SUPPLIED DATA:
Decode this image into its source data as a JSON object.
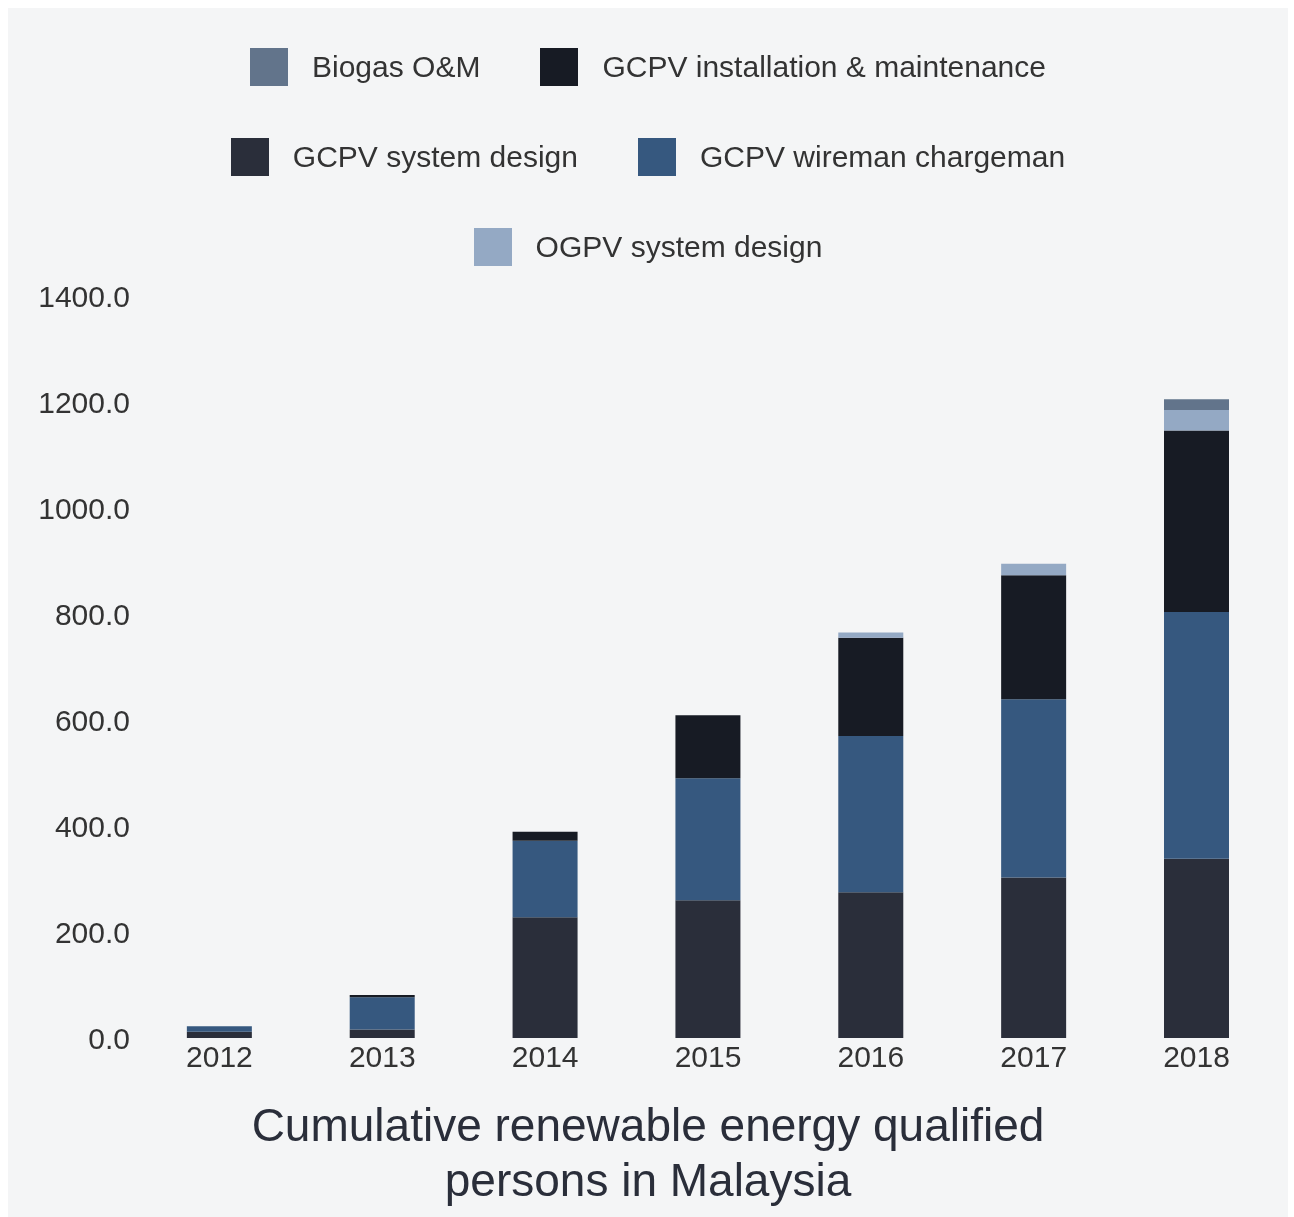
{
  "chart_data": {
    "type": "bar",
    "title": "Cumulative renewable energy qualified persons in Malaysia",
    "categories": [
      "2012",
      "2013",
      "2014",
      "2015",
      "2016",
      "2017",
      "2018"
    ],
    "stacked": true,
    "legend": "top",
    "ylim": [
      0,
      1400
    ],
    "yticks": [
      {
        "value": 0,
        "label": "0.0"
      },
      {
        "value": 200,
        "label": "200.0"
      },
      {
        "value": 400,
        "label": "400.0"
      },
      {
        "value": 600,
        "label": "600.0"
      },
      {
        "value": 800,
        "label": "800.0"
      },
      {
        "value": 1000,
        "label": "1000.0"
      },
      {
        "value": 1200,
        "label": "1200.0"
      },
      {
        "value": 1400,
        "label": "1400.0"
      }
    ],
    "series": [
      {
        "name": "GCPV system design",
        "color": "#2a2e3a",
        "values": [
          12,
          16,
          228,
          260,
          275,
          303,
          338
        ]
      },
      {
        "name": "GCPV wireman chargeman",
        "color": "#36587f",
        "values": [
          10,
          61,
          144,
          230,
          295,
          336,
          466
        ]
      },
      {
        "name": "GCPV installation & maintenance",
        "color": "#171b24",
        "values": [
          0,
          4,
          17,
          119,
          185,
          234,
          342
        ]
      },
      {
        "name": "OGPV system design",
        "color": "#94a9c4",
        "values": [
          0,
          0,
          0,
          0,
          10,
          22,
          39
        ]
      },
      {
        "name": "Biogas O&M",
        "color": "#62748b",
        "values": [
          0,
          0,
          0,
          0,
          0,
          0,
          20
        ]
      }
    ]
  }
}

TO BE DONE:
Each record must be quoted in full and exactly. Do not include the pictures.

SOLVED EXERCISE:
Decode this image into its source data as a JSON object.
{
  "chart_data": {
    "type": "bar",
    "title": "Cumulative renewable energy qualified persons in Malaysia",
    "categories": [
      "2012",
      "2013",
      "2014",
      "2015",
      "2016",
      "2017",
      "2018"
    ],
    "stacked": true,
    "legend": "top",
    "ylim": [
      0,
      1400
    ],
    "yticks": [
      {
        "value": 0,
        "label": "0.0"
      },
      {
        "value": 200,
        "label": "200.0"
      },
      {
        "value": 400,
        "label": "400.0"
      },
      {
        "value": 600,
        "label": "600.0"
      },
      {
        "value": 800,
        "label": "800.0"
      },
      {
        "value": 1000,
        "label": "1000.0"
      },
      {
        "value": 1200,
        "label": "1200.0"
      },
      {
        "value": 1400,
        "label": "1400.0"
      }
    ],
    "series": [
      {
        "name": "GCPV system design",
        "color": "#2a2e3a",
        "values": [
          12,
          16,
          228,
          260,
          275,
          303,
          338
        ]
      },
      {
        "name": "GCPV wireman chargeman",
        "color": "#36587f",
        "values": [
          10,
          61,
          144,
          230,
          295,
          336,
          466
        ]
      },
      {
        "name": "GCPV installation & maintenance",
        "color": "#171b24",
        "values": [
          0,
          4,
          17,
          119,
          185,
          234,
          342
        ]
      },
      {
        "name": "OGPV system design",
        "color": "#94a9c4",
        "values": [
          0,
          0,
          0,
          0,
          10,
          22,
          39
        ]
      },
      {
        "name": "Biogas O&M",
        "color": "#62748b",
        "values": [
          0,
          0,
          0,
          0,
          0,
          0,
          20
        ]
      }
    ]
  }
}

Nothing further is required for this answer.